DATA SECTION:
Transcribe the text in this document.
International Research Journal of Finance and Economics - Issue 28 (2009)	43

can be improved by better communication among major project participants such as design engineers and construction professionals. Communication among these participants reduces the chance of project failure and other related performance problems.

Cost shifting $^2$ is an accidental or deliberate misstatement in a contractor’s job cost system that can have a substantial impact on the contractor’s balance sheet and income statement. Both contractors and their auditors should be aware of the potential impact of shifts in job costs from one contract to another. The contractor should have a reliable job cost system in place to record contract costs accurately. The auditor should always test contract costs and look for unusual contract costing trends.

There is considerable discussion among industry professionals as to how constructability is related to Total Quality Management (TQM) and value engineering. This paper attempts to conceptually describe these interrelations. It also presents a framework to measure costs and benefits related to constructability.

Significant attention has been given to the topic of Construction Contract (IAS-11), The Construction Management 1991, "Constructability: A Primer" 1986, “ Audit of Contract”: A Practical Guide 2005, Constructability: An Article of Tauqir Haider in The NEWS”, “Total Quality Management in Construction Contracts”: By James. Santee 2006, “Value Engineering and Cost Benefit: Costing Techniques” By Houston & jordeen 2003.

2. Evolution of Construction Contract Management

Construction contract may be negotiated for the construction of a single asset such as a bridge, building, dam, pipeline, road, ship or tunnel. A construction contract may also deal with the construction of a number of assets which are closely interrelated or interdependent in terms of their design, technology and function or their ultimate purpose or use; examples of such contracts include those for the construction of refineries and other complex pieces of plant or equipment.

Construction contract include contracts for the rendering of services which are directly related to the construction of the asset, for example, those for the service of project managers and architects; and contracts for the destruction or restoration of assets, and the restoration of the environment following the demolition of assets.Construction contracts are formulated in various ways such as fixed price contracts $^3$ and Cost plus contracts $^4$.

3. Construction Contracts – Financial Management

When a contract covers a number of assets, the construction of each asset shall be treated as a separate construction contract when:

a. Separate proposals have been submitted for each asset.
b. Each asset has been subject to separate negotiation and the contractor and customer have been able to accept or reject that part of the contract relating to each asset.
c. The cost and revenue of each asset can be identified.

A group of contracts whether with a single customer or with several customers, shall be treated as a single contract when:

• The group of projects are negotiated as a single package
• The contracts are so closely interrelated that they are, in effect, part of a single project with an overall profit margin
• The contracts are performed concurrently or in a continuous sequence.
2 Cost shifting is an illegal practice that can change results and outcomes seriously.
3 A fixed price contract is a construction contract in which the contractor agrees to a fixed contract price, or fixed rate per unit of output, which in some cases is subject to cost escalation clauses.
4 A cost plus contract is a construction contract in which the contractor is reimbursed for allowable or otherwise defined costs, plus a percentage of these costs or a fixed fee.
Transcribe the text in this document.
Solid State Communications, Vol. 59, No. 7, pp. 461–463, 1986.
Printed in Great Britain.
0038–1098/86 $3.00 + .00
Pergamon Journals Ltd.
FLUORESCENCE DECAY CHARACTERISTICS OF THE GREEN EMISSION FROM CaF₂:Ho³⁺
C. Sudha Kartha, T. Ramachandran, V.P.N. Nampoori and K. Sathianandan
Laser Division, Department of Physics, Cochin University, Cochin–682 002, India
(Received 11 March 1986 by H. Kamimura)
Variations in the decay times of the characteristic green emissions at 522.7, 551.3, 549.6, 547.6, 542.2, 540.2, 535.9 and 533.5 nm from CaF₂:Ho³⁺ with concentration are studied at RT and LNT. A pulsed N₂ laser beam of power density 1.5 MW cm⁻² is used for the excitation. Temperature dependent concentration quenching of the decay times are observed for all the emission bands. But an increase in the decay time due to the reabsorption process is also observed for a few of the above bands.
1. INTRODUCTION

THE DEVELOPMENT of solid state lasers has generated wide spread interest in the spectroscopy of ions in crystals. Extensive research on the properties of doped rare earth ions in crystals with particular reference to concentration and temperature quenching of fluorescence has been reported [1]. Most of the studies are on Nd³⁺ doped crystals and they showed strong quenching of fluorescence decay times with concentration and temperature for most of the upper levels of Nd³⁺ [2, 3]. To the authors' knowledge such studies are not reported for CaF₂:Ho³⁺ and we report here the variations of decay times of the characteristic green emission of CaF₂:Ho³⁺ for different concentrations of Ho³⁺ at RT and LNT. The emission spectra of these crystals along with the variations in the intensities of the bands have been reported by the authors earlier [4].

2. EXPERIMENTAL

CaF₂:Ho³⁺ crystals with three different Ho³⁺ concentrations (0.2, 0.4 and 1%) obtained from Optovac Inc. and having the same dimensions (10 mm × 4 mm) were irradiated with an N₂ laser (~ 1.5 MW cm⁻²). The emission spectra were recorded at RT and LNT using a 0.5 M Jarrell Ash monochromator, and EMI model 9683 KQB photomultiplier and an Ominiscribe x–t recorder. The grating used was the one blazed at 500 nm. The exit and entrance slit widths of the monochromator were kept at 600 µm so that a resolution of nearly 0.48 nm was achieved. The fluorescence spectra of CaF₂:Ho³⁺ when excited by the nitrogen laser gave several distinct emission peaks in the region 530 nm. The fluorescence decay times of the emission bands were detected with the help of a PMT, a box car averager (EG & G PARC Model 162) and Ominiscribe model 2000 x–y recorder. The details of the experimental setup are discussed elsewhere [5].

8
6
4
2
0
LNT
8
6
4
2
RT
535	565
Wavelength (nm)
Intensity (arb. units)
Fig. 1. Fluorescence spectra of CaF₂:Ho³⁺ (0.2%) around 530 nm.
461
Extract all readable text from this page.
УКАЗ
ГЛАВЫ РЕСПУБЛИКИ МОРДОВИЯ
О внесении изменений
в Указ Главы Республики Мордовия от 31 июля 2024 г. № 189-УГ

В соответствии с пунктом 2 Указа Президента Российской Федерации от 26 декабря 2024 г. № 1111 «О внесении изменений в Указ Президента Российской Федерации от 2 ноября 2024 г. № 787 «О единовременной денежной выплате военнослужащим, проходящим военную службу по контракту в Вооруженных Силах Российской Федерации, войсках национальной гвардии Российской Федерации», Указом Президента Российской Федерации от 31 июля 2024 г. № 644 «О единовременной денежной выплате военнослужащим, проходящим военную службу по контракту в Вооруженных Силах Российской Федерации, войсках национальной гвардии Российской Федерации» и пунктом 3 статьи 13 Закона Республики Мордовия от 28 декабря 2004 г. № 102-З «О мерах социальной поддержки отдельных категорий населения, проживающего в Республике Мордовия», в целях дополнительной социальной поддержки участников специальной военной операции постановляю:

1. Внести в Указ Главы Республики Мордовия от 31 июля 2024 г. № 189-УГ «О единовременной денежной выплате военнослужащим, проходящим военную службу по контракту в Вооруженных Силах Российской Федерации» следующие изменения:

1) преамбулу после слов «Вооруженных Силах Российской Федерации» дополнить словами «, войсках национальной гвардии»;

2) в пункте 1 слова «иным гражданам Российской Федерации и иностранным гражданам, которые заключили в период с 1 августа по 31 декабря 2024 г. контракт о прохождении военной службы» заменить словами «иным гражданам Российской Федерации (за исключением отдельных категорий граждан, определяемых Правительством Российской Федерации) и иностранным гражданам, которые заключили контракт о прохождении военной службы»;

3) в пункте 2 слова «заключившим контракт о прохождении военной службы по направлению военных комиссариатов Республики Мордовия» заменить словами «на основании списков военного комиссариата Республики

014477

WORK INSTRUCTIONS: Find the string "customer" in the listing and return every line that holds it.

ANSWER IN FULL:
b. Each asset has been subject to separate negotiation and the contractor and customer have been able to accept or reject that part of the contract relating to each asset.
A group of contracts whether with a single customer or with several customers, shall be treated as a single contract when:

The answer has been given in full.